* Start The records *

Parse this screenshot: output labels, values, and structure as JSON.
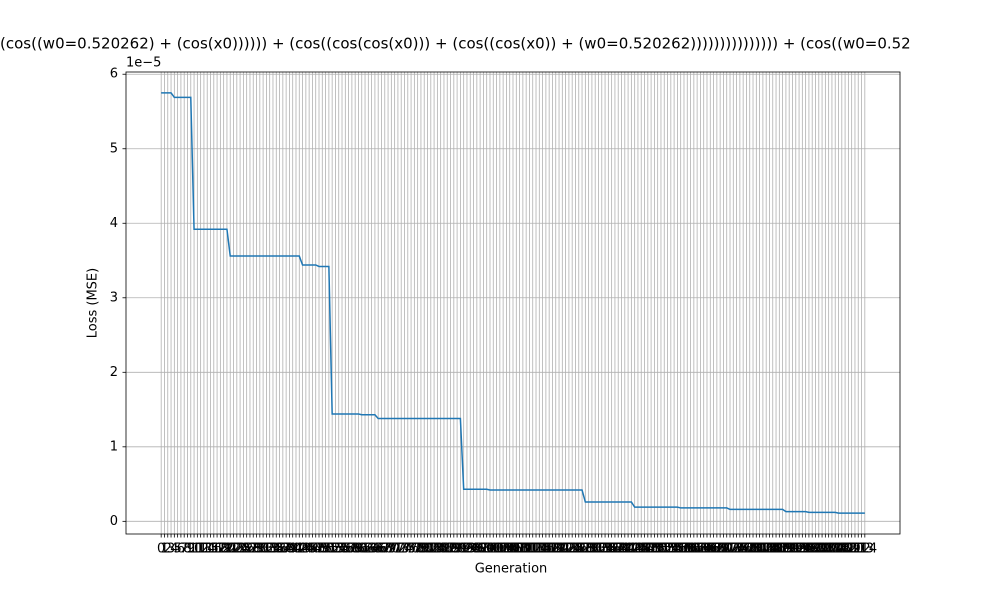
{
  "chart_data": {
    "type": "line",
    "title": "(cos((w0=0.520262) + (cos(x0)))))) + (cos((cos(cos(x0))) + (cos((cos(x0)) + (w0=0.520262))))))))))))))) + (cos((w0=0.52",
    "x_label": "Generation",
    "y_label": "Loss (MSE)",
    "y_offset_label": "1e−5",
    "x": [
      0,
      1,
      2,
      3,
      4,
      5,
      6,
      7,
      8,
      9,
      10,
      11,
      12,
      13,
      14,
      15,
      16,
      17,
      18,
      19,
      20,
      21,
      22,
      23,
      24,
      25,
      26,
      27,
      28,
      29,
      30,
      31,
      32,
      33,
      34,
      35,
      36,
      37,
      38,
      39,
      40,
      41,
      42,
      43,
      44,
      45,
      46,
      47,
      48,
      49,
      50,
      51,
      52,
      53,
      54,
      55,
      56,
      57,
      58,
      59,
      60,
      61,
      62,
      63,
      64,
      65,
      66,
      67,
      68,
      69,
      70,
      71,
      72,
      73,
      74,
      75,
      76,
      77,
      78,
      79,
      80,
      81,
      82,
      83,
      84,
      85,
      86,
      87,
      88,
      89,
      90,
      91,
      92,
      93,
      94,
      95,
      96,
      97,
      98,
      99,
      100,
      101,
      102,
      103,
      104,
      105,
      106,
      107,
      108,
      109,
      110,
      111,
      112,
      113,
      114,
      115,
      116,
      117,
      118,
      119,
      120,
      121,
      122,
      123,
      124,
      125,
      126,
      127,
      128,
      129,
      130,
      131,
      132,
      133,
      134,
      135,
      136,
      137,
      138,
      139,
      140,
      141,
      142,
      143,
      144,
      145,
      146,
      147,
      148,
      149,
      150,
      151,
      152,
      153,
      154,
      155,
      156,
      157,
      158,
      159,
      160,
      161,
      162,
      163,
      164,
      165,
      166,
      167,
      168,
      169,
      170,
      171,
      172,
      173,
      174,
      175,
      176,
      177,
      178,
      179,
      180,
      181,
      182,
      183,
      184,
      185,
      186,
      187,
      188,
      189,
      190,
      191,
      192,
      193,
      194,
      195,
      196,
      197,
      198,
      199,
      200,
      201,
      202,
      203,
      204,
      205,
      206,
      207,
      208,
      209,
      210,
      211,
      212,
      213,
      214
    ],
    "series": [
      {
        "name": "Loss",
        "color": "#1f77b4",
        "values": [
          5.75,
          5.75,
          5.75,
          5.75,
          5.69,
          5.69,
          5.69,
          5.69,
          5.69,
          5.69,
          3.92,
          3.92,
          3.92,
          3.92,
          3.92,
          3.92,
          3.92,
          3.92,
          3.92,
          3.92,
          3.92,
          3.56,
          3.56,
          3.56,
          3.56,
          3.56,
          3.56,
          3.56,
          3.56,
          3.56,
          3.56,
          3.56,
          3.56,
          3.56,
          3.56,
          3.56,
          3.56,
          3.56,
          3.56,
          3.56,
          3.56,
          3.56,
          3.56,
          3.44,
          3.44,
          3.44,
          3.44,
          3.44,
          3.42,
          3.42,
          3.42,
          3.42,
          1.44,
          1.44,
          1.44,
          1.44,
          1.44,
          1.44,
          1.44,
          1.44,
          1.44,
          1.43,
          1.43,
          1.43,
          1.43,
          1.43,
          1.38,
          1.38,
          1.38,
          1.38,
          1.38,
          1.38,
          1.38,
          1.38,
          1.38,
          1.38,
          1.38,
          1.38,
          1.38,
          1.38,
          1.38,
          1.38,
          1.38,
          1.38,
          1.38,
          1.38,
          1.38,
          1.38,
          1.38,
          1.38,
          1.38,
          1.38,
          0.43,
          0.43,
          0.43,
          0.43,
          0.43,
          0.43,
          0.43,
          0.43,
          0.42,
          0.42,
          0.42,
          0.42,
          0.42,
          0.42,
          0.42,
          0.42,
          0.42,
          0.42,
          0.42,
          0.42,
          0.42,
          0.42,
          0.42,
          0.42,
          0.42,
          0.42,
          0.42,
          0.42,
          0.42,
          0.42,
          0.42,
          0.42,
          0.42,
          0.42,
          0.42,
          0.42,
          0.42,
          0.26,
          0.26,
          0.26,
          0.26,
          0.26,
          0.26,
          0.26,
          0.26,
          0.26,
          0.26,
          0.26,
          0.26,
          0.26,
          0.26,
          0.26,
          0.19,
          0.19,
          0.19,
          0.19,
          0.19,
          0.19,
          0.19,
          0.19,
          0.19,
          0.19,
          0.19,
          0.19,
          0.19,
          0.19,
          0.18,
          0.18,
          0.18,
          0.18,
          0.18,
          0.18,
          0.18,
          0.18,
          0.18,
          0.18,
          0.18,
          0.18,
          0.18,
          0.18,
          0.18,
          0.16,
          0.16,
          0.16,
          0.16,
          0.16,
          0.16,
          0.16,
          0.16,
          0.16,
          0.16,
          0.16,
          0.16,
          0.16,
          0.16,
          0.16,
          0.16,
          0.16,
          0.13,
          0.13,
          0.13,
          0.13,
          0.13,
          0.13,
          0.13,
          0.12,
          0.12,
          0.12,
          0.12,
          0.12,
          0.12,
          0.12,
          0.12,
          0.12,
          0.11,
          0.11,
          0.11,
          0.11,
          0.11,
          0.11,
          0.11,
          0.11,
          0.11
        ]
      }
    ],
    "xlim": [
      -10.7,
      224.7
    ],
    "xticks": [
      0,
      1,
      2,
      3,
      4,
      5,
      6,
      7,
      8,
      9,
      10,
      11,
      12,
      13,
      14,
      15,
      16,
      17,
      18,
      19,
      20,
      21,
      22,
      23,
      24,
      25,
      26,
      27,
      28,
      29,
      30,
      31,
      32,
      33,
      34,
      35,
      36,
      37,
      38,
      39,
      40,
      41,
      42,
      43,
      44,
      45,
      46,
      47,
      48,
      49,
      50,
      51,
      52,
      53,
      54,
      55,
      56,
      57,
      58,
      59,
      60,
      61,
      62,
      63,
      64,
      65,
      66,
      67,
      68,
      69,
      70,
      71,
      72,
      73,
      74,
      75,
      76,
      77,
      78,
      79,
      80,
      81,
      82,
      83,
      84,
      85,
      86,
      87,
      88,
      89,
      90,
      91,
      92,
      93,
      94,
      95,
      96,
      97,
      98,
      99,
      100,
      101,
      102,
      103,
      104,
      105,
      106,
      107,
      108,
      109,
      110,
      111,
      112,
      113,
      114,
      115,
      116,
      117,
      118,
      119,
      120,
      121,
      122,
      123,
      124,
      125,
      126,
      127,
      128,
      129,
      130,
      131,
      132,
      133,
      134,
      135,
      136,
      137,
      138,
      139,
      140,
      141,
      142,
      143,
      144,
      145,
      146,
      147,
      148,
      149,
      150,
      151,
      152,
      153,
      154,
      155,
      156,
      157,
      158,
      159,
      160,
      161,
      162,
      163,
      164,
      165,
      166,
      167,
      168,
      169,
      170,
      171,
      172,
      173,
      174,
      175,
      176,
      177,
      178,
      179,
      180,
      181,
      182,
      183,
      184,
      185,
      186,
      187,
      188,
      189,
      190,
      191,
      192,
      193,
      194,
      195,
      196,
      197,
      198,
      199,
      200,
      201,
      202,
      203,
      204,
      205,
      206,
      207,
      208,
      209,
      210,
      211,
      212,
      213,
      214
    ],
    "ylim": [
      -0.17,
      6.03
    ],
    "yticks": [
      0,
      1,
      2,
      3,
      4,
      5,
      6
    ],
    "grid": true
  }
}
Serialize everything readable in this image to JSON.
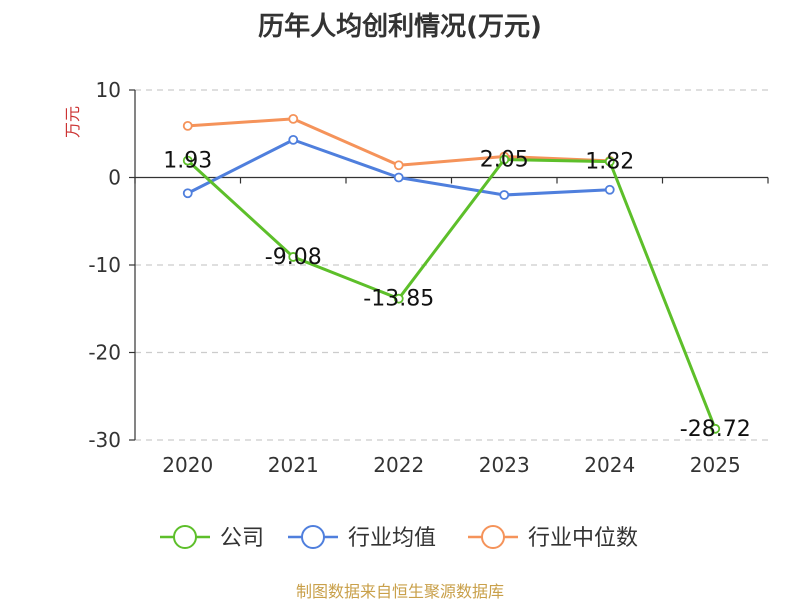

* End The records *

Task description: Transcribe the listing in full and omit the pictures.

Task solution:
Parse this screenshot: output labels, values, and structure as JSON.
{
  "chart_data": {
    "type": "line",
    "title": "(cos((w0=0.520262) + (cos(x0)))))) + (cos((cos(cos(x0))) + (cos((cos(x0)) + (w0=0.520262))))))))))))))) + (cos((w0=0.52",
    "x_label": "Generation",
    "y_label": "Loss (MSE)",
    "y_offset_label": "1e−5",
    "x": [
      0,
      1,
      2,
      3,
      4,
      5,
      6,
      7,
      8,
      9,
      10,
      11,
      12,
      13,
      14,
      15,
      16,
      17,
      18,
      19,
      20,
      21,
      22,
      23,
      24,
      25,
      26,
      27,
      28,
      29,
      30,
      31,
      32,
      33,
      34,
      35,
      36,
      37,
      38,
      39,
      40,
      41,
      42,
      43,
      44,
      45,
      46,
      47,
      48,
      49,
      50,
      51,
      52,
      53,
      54,
      55,
      56,
      57,
      58,
      59,
      60,
      61,
      62,
      63,
      64,
      65,
      66,
      67,
      68,
      69,
      70,
      71,
      72,
      73,
      74,
      75,
      76,
      77,
      78,
      79,
      80,
      81,
      82,
      83,
      84,
      85,
      86,
      87,
      88,
      89,
      90,
      91,
      92,
      93,
      94,
      95,
      96,
      97,
      98,
      99,
      100,
      101,
      102,
      103,
      104,
      105,
      106,
      107,
      108,
      109,
      110,
      111,
      112,
      113,
      114,
      115,
      116,
      117,
      118,
      119,
      120,
      121,
      122,
      123,
      124,
      125,
      126,
      127,
      128,
      129,
      130,
      131,
      132,
      133,
      134,
      135,
      136,
      137,
      138,
      139,
      140,
      141,
      142,
      143,
      144,
      145,
      146,
      147,
      148,
      149,
      150,
      151,
      152,
      153,
      154,
      155,
      156,
      157,
      158,
      159,
      160,
      161,
      162,
      163,
      164,
      165,
      166,
      167,
      168,
      169,
      170,
      171,
      172,
      173,
      174,
      175,
      176,
      177,
      178,
      179,
      180,
      181,
      182,
      183,
      184,
      185,
      186,
      187,
      188,
      189,
      190,
      191,
      192,
      193,
      194,
      195,
      196,
      197,
      198,
      199,
      200,
      201,
      202,
      203,
      204,
      205,
      206,
      207,
      208,
      209,
      210,
      211,
      212,
      213,
      214
    ],
    "series": [
      {
        "name": "Loss",
        "color": "#1f77b4",
        "values": [
          5.75,
          5.75,
          5.75,
          5.75,
          5.69,
          5.69,
          5.69,
          5.69,
          5.69,
          5.69,
          3.92,
          3.92,
          3.92,
          3.92,
          3.92,
          3.92,
          3.92,
          3.92,
          3.92,
          3.92,
          3.92,
          3.56,
          3.56,
          3.56,
          3.56,
          3.56,
          3.56,
          3.56,
          3.56,
          3.56,
          3.56,
          3.56,
          3.56,
          3.56,
          3.56,
          3.56,
          3.56,
          3.56,
          3.56,
          3.56,
          3.56,
          3.56,
          3.56,
          3.44,
          3.44,
          3.44,
          3.44,
          3.44,
          3.42,
          3.42,
          3.42,
          3.42,
          1.44,
          1.44,
          1.44,
          1.44,
          1.44,
          1.44,
          1.44,
          1.44,
          1.44,
          1.43,
          1.43,
          1.43,
          1.43,
          1.43,
          1.38,
          1.38,
          1.38,
          1.38,
          1.38,
          1.38,
          1.38,
          1.38,
          1.38,
          1.38,
          1.38,
          1.38,
          1.38,
          1.38,
          1.38,
          1.38,
          1.38,
          1.38,
          1.38,
          1.38,
          1.38,
          1.38,
          1.38,
          1.38,
          1.38,
          1.38,
          0.43,
          0.43,
          0.43,
          0.43,
          0.43,
          0.43,
          0.43,
          0.43,
          0.42,
          0.42,
          0.42,
          0.42,
          0.42,
          0.42,
          0.42,
          0.42,
          0.42,
          0.42,
          0.42,
          0.42,
          0.42,
          0.42,
          0.42,
          0.42,
          0.42,
          0.42,
          0.42,
          0.42,
          0.42,
          0.42,
          0.42,
          0.42,
          0.42,
          0.42,
          0.42,
          0.42,
          0.42,
          0.26,
          0.26,
          0.26,
          0.26,
          0.26,
          0.26,
          0.26,
          0.26,
          0.26,
          0.26,
          0.26,
          0.26,
          0.26,
          0.26,
          0.26,
          0.19,
          0.19,
          0.19,
          0.19,
          0.19,
          0.19,
          0.19,
          0.19,
          0.19,
          0.19,
          0.19,
          0.19,
          0.19,
          0.19,
          0.18,
          0.18,
          0.18,
          0.18,
          0.18,
          0.18,
          0.18,
          0.18,
          0.18,
          0.18,
          0.18,
          0.18,
          0.18,
          0.18,
          0.18,
          0.16,
          0.16,
          0.16,
          0.16,
          0.16,
          0.16,
          0.16,
          0.16,
          0.16,
          0.16,
          0.16,
          0.16,
          0.16,
          0.16,
          0.16,
          0.16,
          0.16,
          0.13,
          0.13,
          0.13,
          0.13,
          0.13,
          0.13,
          0.13,
          0.12,
          0.12,
          0.12,
          0.12,
          0.12,
          0.12,
          0.12,
          0.12,
          0.12,
          0.11,
          0.11,
          0.11,
          0.11,
          0.11,
          0.11,
          0.11,
          0.11,
          0.11
        ]
      }
    ],
    "xlim": [
      -10.7,
      224.7
    ],
    "xticks": [
      0,
      1,
      2,
      3,
      4,
      5,
      6,
      7,
      8,
      9,
      10,
      11,
      12,
      13,
      14,
      15,
      16,
      17,
      18,
      19,
      20,
      21,
      22,
      23,
      24,
      25,
      26,
      27,
      28,
      29,
      30,
      31,
      32,
      33,
      34,
      35,
      36,
      37,
      38,
      39,
      40,
      41,
      42,
      43,
      44,
      45,
      46,
      47,
      48,
      49,
      50,
      51,
      52,
      53,
      54,
      55,
      56,
      57,
      58,
      59,
      60,
      61,
      62,
      63,
      64,
      65,
      66,
      67,
      68,
      69,
      70,
      71,
      72,
      73,
      74,
      75,
      76,
      77,
      78,
      79,
      80,
      81,
      82,
      83,
      84,
      85,
      86,
      87,
      88,
      89,
      90,
      91,
      92,
      93,
      94,
      95,
      96,
      97,
      98,
      99,
      100,
      101,
      102,
      103,
      104,
      105,
      106,
      107,
      108,
      109,
      110,
      111,
      112,
      113,
      114,
      115,
      116,
      117,
      118,
      119,
      120,
      121,
      122,
      123,
      124,
      125,
      126,
      127,
      128,
      129,
      130,
      131,
      132,
      133,
      134,
      135,
      136,
      137,
      138,
      139,
      140,
      141,
      142,
      143,
      144,
      145,
      146,
      147,
      148,
      149,
      150,
      151,
      152,
      153,
      154,
      155,
      156,
      157,
      158,
      159,
      160,
      161,
      162,
      163,
      164,
      165,
      166,
      167,
      168,
      169,
      170,
      171,
      172,
      173,
      174,
      175,
      176,
      177,
      178,
      179,
      180,
      181,
      182,
      183,
      184,
      185,
      186,
      187,
      188,
      189,
      190,
      191,
      192,
      193,
      194,
      195,
      196,
      197,
      198,
      199,
      200,
      201,
      202,
      203,
      204,
      205,
      206,
      207,
      208,
      209,
      210,
      211,
      212,
      213,
      214
    ],
    "ylim": [
      -0.17,
      6.03
    ],
    "yticks": [
      0,
      1,
      2,
      3,
      4,
      5,
      6
    ],
    "grid": true
  }
}
Serialize everything readable in this image to JSON.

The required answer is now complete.